===== Data supplied

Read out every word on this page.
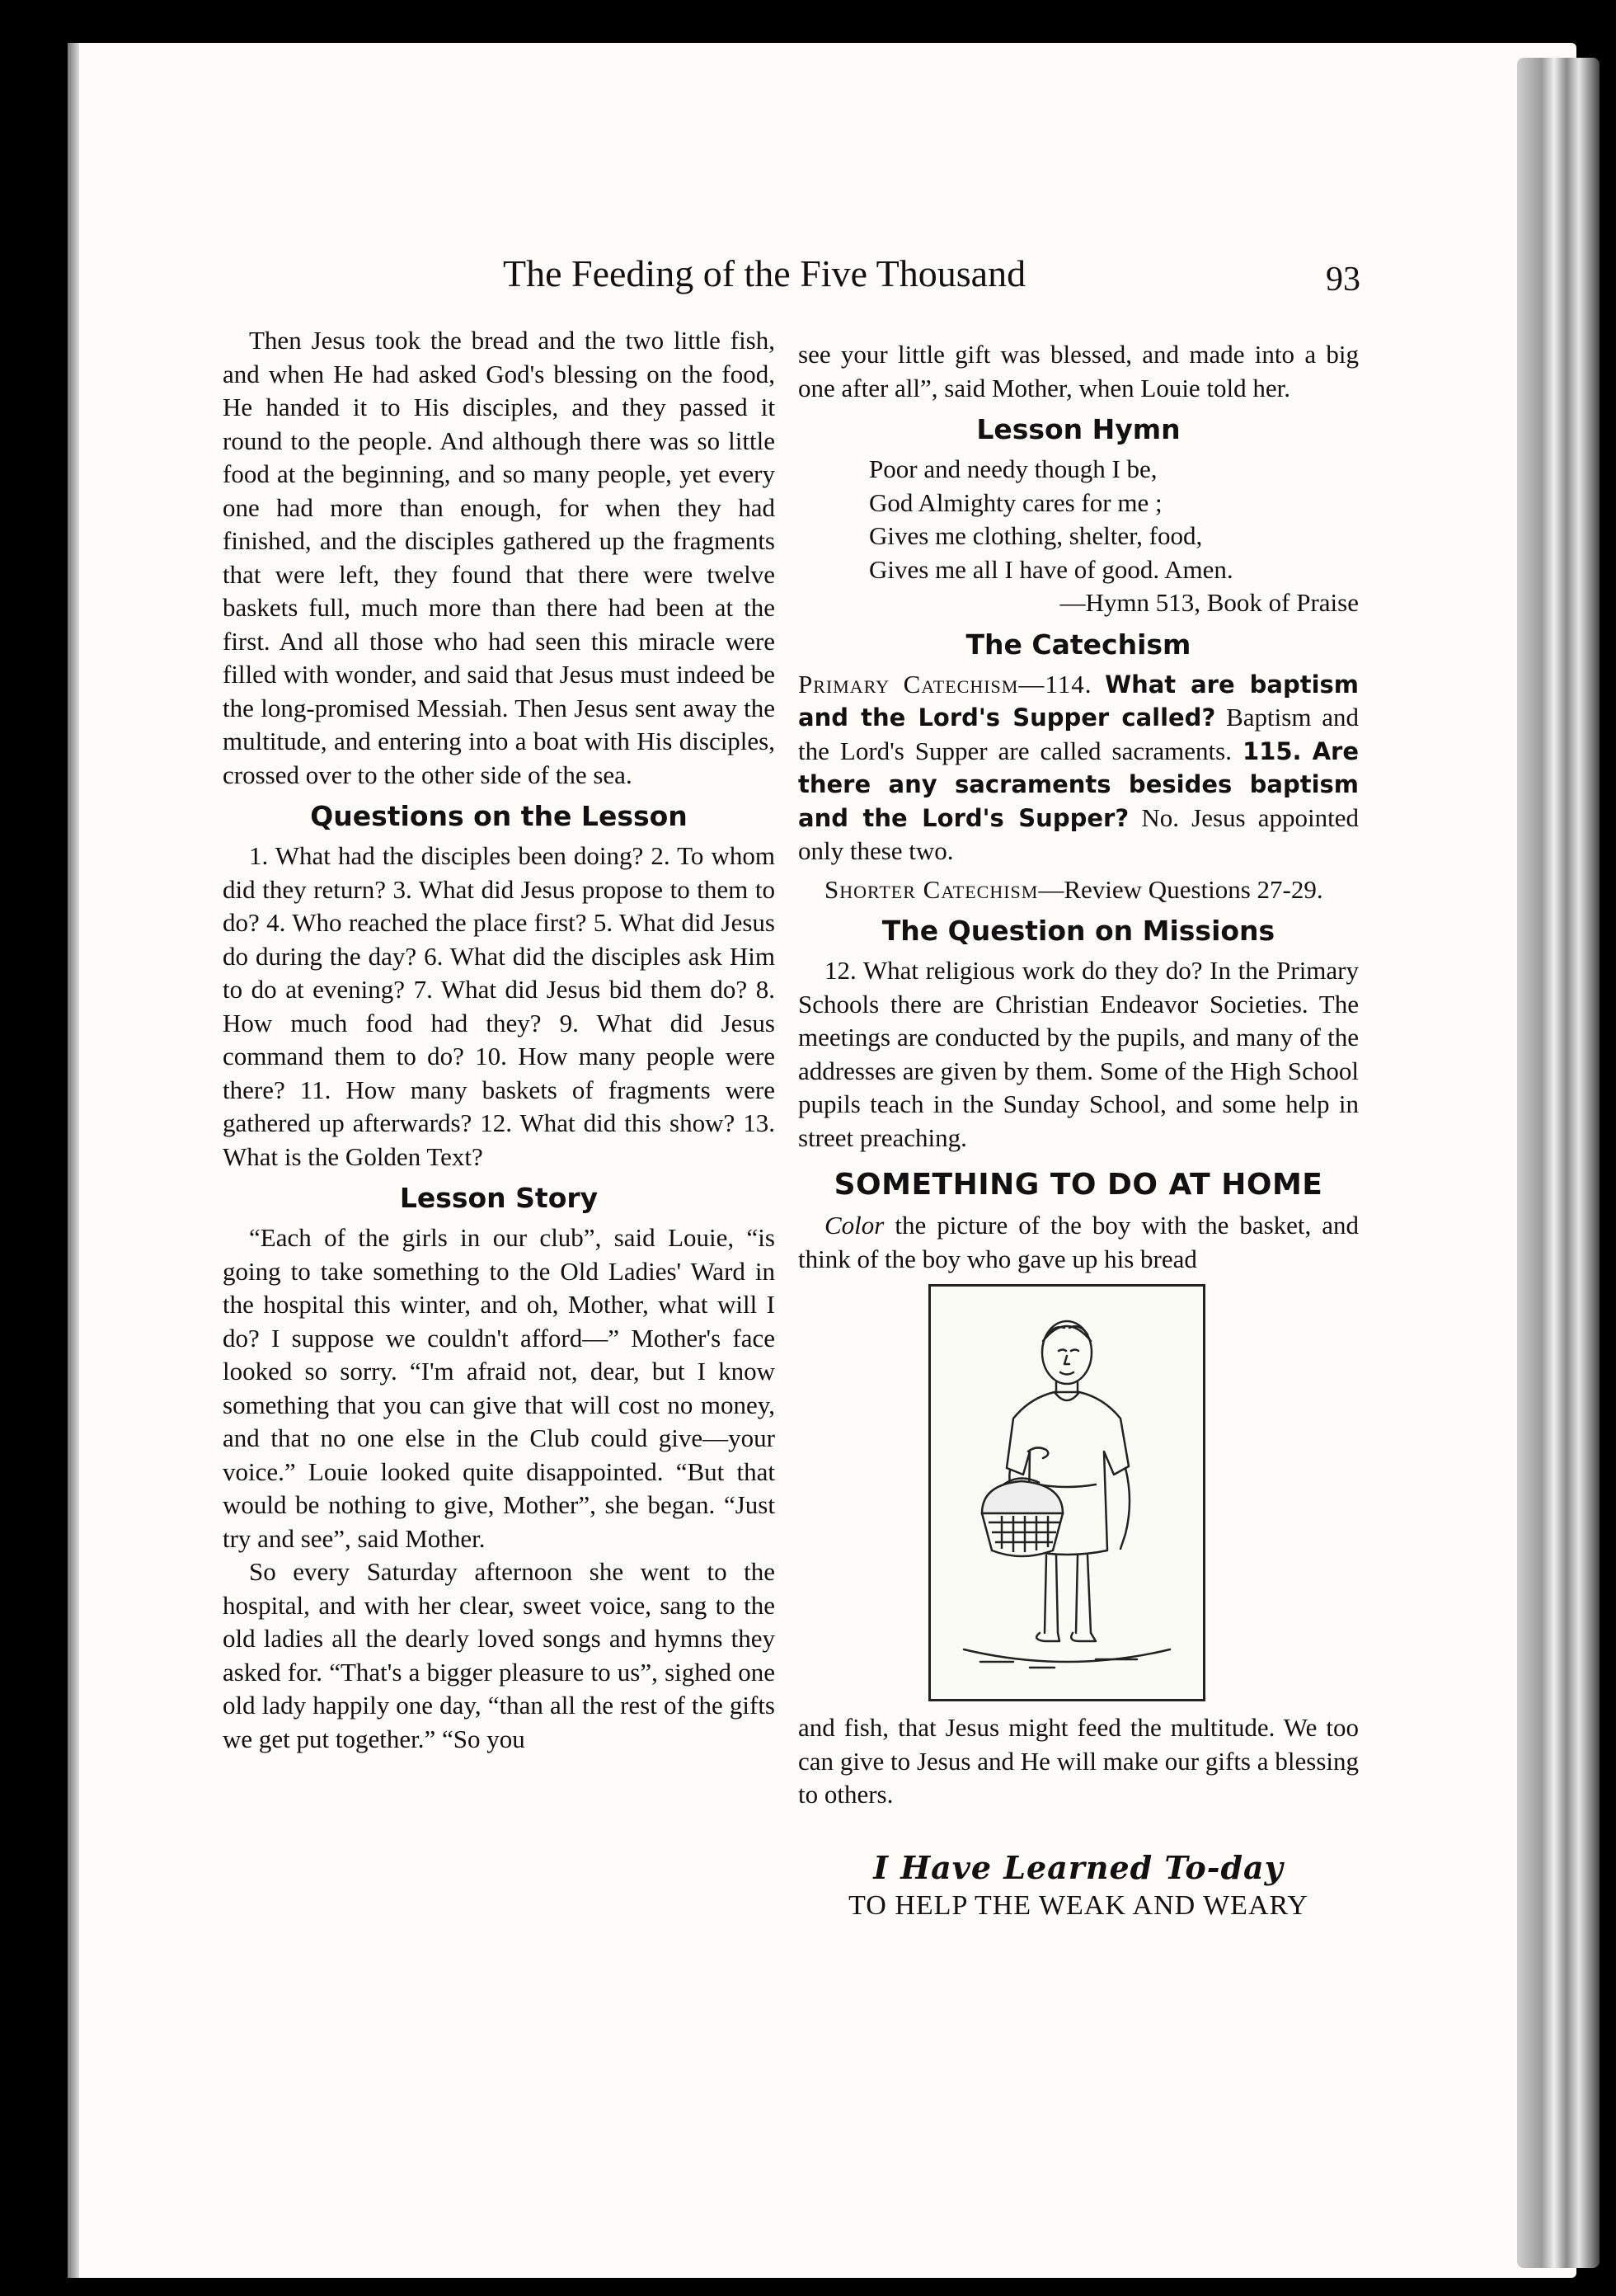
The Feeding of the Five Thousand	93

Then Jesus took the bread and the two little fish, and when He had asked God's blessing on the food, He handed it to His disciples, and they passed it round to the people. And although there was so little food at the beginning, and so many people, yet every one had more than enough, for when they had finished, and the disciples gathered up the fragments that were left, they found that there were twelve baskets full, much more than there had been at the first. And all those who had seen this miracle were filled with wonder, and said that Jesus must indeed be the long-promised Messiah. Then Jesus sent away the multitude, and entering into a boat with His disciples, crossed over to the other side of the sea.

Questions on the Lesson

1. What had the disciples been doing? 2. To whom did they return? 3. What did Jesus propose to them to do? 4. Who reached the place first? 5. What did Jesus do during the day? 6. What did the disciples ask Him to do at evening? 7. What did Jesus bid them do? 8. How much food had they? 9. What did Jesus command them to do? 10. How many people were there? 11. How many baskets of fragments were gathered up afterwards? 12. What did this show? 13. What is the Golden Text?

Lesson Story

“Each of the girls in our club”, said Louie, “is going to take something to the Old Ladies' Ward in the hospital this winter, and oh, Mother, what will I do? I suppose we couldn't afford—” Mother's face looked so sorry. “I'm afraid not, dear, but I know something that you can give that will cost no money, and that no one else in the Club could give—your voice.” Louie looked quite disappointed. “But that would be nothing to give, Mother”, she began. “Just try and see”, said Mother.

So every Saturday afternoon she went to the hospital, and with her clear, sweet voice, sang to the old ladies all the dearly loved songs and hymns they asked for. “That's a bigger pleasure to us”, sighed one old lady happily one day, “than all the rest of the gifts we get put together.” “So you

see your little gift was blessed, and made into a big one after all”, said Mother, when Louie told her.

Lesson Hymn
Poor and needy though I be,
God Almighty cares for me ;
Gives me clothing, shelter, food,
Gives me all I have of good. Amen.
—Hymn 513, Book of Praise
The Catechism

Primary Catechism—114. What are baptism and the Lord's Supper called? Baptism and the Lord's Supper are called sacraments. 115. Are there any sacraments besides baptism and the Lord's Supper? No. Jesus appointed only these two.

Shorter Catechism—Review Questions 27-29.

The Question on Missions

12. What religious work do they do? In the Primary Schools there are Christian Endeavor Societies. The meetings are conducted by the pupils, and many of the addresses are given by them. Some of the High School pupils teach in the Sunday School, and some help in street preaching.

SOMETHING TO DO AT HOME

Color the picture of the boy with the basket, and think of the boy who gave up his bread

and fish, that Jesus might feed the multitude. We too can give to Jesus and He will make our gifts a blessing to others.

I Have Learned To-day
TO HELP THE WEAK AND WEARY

==========

## What to do
Quote the records in full and exactly; skip any image.

## Final result
Read out every word on this page.
The Feeding of the Five Thousand	93

Then Jesus took the bread and the two little fish, and when He had asked God's blessing on the food, He handed it to His disciples, and they passed it round to the people. And although there was so little food at the beginning, and so many people, yet every one had more than enough, for when they had finished, and the disciples gathered up the fragments that were left, they found that there were twelve baskets full, much more than there had been at the first. And all those who had seen this miracle were filled with wonder, and said that Jesus must indeed be the long-promised Messiah. Then Jesus sent away the multitude, and entering into a boat with His disciples, crossed over to the other side of the sea.

Questions on the Lesson

1. What had the disciples been doing? 2. To whom did they return? 3. What did Jesus propose to them to do? 4. Who reached the place first? 5. What did Jesus do during the day? 6. What did the disciples ask Him to do at evening? 7. What did Jesus bid them do? 8. How much food had they? 9. What did Jesus command them to do? 10. How many people were there? 11. How many baskets of fragments were gathered up afterwards? 12. What did this show? 13. What is the Golden Text?

Lesson Story

“Each of the girls in our club”, said Louie, “is going to take something to the Old Ladies' Ward in the hospital this winter, and oh, Mother, what will I do? I suppose we couldn't afford—” Mother's face looked so sorry. “I'm afraid not, dear, but I know something that you can give that will cost no money, and that no one else in the Club could give—your voice.” Louie looked quite disappointed. “But that would be nothing to give, Mother”, she began. “Just try and see”, said Mother.

So every Saturday afternoon she went to the hospital, and with her clear, sweet voice, sang to the old ladies all the dearly loved songs and hymns they asked for. “That's a bigger pleasure to us”, sighed one old lady happily one day, “than all the rest of the gifts we get put together.” “So you

see your little gift was blessed, and made into a big one after all”, said Mother, when Louie told her.

Lesson Hymn
Poor and needy though I be,
God Almighty cares for me ;
Gives me clothing, shelter, food,
Gives me all I have of good. Amen.
—Hymn 513, Book of Praise
The Catechism

Primary Catechism—114. What are baptism and the Lord's Supper called? Baptism and the Lord's Supper are called sacraments. 115. Are there any sacraments besides baptism and the Lord's Supper? No. Jesus appointed only these two.

Shorter Catechism—Review Questions 27-29.

The Question on Missions

12. What religious work do they do? In the Primary Schools there are Christian Endeavor Societies. The meetings are conducted by the pupils, and many of the addresses are given by them. Some of the High School pupils teach in the Sunday School, and some help in street preaching.

SOMETHING TO DO AT HOME

Color the picture of the boy with the basket, and think of the boy who gave up his bread

and fish, that Jesus might feed the multitude. We too can give to Jesus and He will make our gifts a blessing to others.

I Have Learned To-day
TO HELP THE WEAK AND WEARY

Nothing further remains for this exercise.